## Given problem
Copy out every line exactly as given.
-- Begin Information shown --
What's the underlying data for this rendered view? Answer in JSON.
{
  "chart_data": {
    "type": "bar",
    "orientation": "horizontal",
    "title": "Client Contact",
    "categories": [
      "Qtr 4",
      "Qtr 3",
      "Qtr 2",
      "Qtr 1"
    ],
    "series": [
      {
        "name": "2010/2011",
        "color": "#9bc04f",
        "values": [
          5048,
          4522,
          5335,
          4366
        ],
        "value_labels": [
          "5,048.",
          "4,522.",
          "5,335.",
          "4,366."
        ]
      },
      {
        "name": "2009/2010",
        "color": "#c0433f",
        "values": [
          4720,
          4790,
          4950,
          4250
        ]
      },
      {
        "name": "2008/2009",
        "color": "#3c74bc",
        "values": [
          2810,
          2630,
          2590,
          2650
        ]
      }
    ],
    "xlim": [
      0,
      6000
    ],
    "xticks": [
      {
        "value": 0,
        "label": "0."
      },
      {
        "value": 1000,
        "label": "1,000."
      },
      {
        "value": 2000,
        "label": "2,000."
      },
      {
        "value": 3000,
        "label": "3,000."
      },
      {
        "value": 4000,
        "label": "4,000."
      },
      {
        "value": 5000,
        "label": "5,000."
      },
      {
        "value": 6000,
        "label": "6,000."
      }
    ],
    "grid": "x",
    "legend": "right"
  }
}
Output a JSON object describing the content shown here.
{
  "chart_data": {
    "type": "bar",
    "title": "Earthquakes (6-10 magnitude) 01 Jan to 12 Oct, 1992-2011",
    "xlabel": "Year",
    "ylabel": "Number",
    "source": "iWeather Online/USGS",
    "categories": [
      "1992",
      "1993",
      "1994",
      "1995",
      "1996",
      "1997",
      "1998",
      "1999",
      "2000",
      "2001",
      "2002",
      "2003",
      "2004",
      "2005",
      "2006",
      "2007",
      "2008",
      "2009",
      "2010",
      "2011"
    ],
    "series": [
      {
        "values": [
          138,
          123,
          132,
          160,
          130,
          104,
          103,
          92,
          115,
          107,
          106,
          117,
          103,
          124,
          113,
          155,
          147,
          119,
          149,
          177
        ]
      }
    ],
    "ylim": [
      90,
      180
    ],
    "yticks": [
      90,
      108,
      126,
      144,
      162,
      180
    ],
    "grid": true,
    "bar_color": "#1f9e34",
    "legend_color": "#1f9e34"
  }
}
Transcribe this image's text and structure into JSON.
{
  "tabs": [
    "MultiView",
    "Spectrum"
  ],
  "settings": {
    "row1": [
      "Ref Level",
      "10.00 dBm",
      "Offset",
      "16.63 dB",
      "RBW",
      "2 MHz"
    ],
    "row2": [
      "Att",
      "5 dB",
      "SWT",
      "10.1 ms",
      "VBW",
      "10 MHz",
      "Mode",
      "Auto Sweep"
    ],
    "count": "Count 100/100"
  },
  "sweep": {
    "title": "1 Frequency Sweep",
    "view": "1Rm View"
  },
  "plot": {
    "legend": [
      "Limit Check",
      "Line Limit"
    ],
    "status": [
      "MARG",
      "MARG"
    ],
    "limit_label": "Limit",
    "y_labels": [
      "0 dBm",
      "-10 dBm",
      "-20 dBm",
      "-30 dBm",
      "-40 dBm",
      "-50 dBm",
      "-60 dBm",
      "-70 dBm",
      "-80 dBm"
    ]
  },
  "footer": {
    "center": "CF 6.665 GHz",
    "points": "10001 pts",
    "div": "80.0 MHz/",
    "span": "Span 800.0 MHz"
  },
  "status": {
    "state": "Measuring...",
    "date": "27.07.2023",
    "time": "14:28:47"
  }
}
-- End Information shown --
## Response for this exercise
What's the underlying data for this rendered view? Answer in JSON.
{
  "chart_data": {
    "type": "bar",
    "orientation": "horizontal",
    "title": "Client Contact",
    "categories": [
      "Qtr 4",
      "Qtr 3",
      "Qtr 2",
      "Qtr 1"
    ],
    "series": [
      {
        "name": "2010/2011",
        "color": "#9bc04f",
        "values": [
          5048,
          4522,
          5335,
          4366
        ],
        "value_labels": [
          "5,048.",
          "4,522.",
          "5,335.",
          "4,366."
        ]
      },
      {
        "name": "2009/2010",
        "color": "#c0433f",
        "values": [
          4720,
          4790,
          4950,
          4250
        ]
      },
      {
        "name": "2008/2009",
        "color": "#3c74bc",
        "values": [
          2810,
          2630,
          2590,
          2650
        ]
      }
    ],
    "xlim": [
      0,
      6000
    ],
    "xticks": [
      {
        "value": 0,
        "label": "0."
      },
      {
        "value": 1000,
        "label": "1,000."
      },
      {
        "value": 2000,
        "label": "2,000."
      },
      {
        "value": 3000,
        "label": "3,000."
      },
      {
        "value": 4000,
        "label": "4,000."
      },
      {
        "value": 5000,
        "label": "5,000."
      },
      {
        "value": 6000,
        "label": "6,000."
      }
    ],
    "grid": "x",
    "legend": "right"
  }
}
Output a JSON object describing the content shown here.
{
  "chart_data": {
    "type": "bar",
    "title": "Earthquakes (6-10 magnitude) 01 Jan to 12 Oct, 1992-2011",
    "xlabel": "Year",
    "ylabel": "Number",
    "source": "iWeather Online/USGS",
    "categories": [
      "1992",
      "1993",
      "1994",
      "1995",
      "1996",
      "1997",
      "1998",
      "1999",
      "2000",
      "2001",
      "2002",
      "2003",
      "2004",
      "2005",
      "2006",
      "2007",
      "2008",
      "2009",
      "2010",
      "2011"
    ],
    "series": [
      {
        "values": [
          138,
          123,
          132,
          160,
          130,
          104,
          103,
          92,
          115,
          107,
          106,
          117,
          103,
          124,
          113,
          155,
          147,
          119,
          149,
          177
        ]
      }
    ],
    "ylim": [
      90,
      180
    ],
    "yticks": [
      90,
      108,
      126,
      144,
      162,
      180
    ],
    "grid": true,
    "bar_color": "#1f9e34",
    "legend_color": "#1f9e34"
  }
}
Transcribe this image's text and structure into JSON.
{
  "tabs": [
    "MultiView",
    "Spectrum"
  ],
  "settings": {
    "row1": [
      "Ref Level",
      "10.00 dBm",
      "Offset",
      "16.63 dB",
      "RBW",
      "2 MHz"
    ],
    "row2": [
      "Att",
      "5 dB",
      "SWT",
      "10.1 ms",
      "VBW",
      "10 MHz",
      "Mode",
      "Auto Sweep"
    ],
    "count": "Count 100/100"
  },
  "sweep": {
    "title": "1 Frequency Sweep",
    "view": "1Rm View"
  },
  "plot": {
    "legend": [
      "Limit Check",
      "Line Limit"
    ],
    "status": [
      "MARG",
      "MARG"
    ],
    "limit_label": "Limit",
    "y_labels": [
      "0 dBm",
      "-10 dBm",
      "-20 dBm",
      "-30 dBm",
      "-40 dBm",
      "-50 dBm",
      "-60 dBm",
      "-70 dBm",
      "-80 dBm"
    ]
  },
  "footer": {
    "center": "CF 6.665 GHz",
    "points": "10001 pts",
    "div": "80.0 MHz/",
    "span": "Span 800.0 MHz"
  },
  "status": {
    "state": "Measuring...",
    "date": "27.07.2023",
    "time": "14:28:47"
  }
}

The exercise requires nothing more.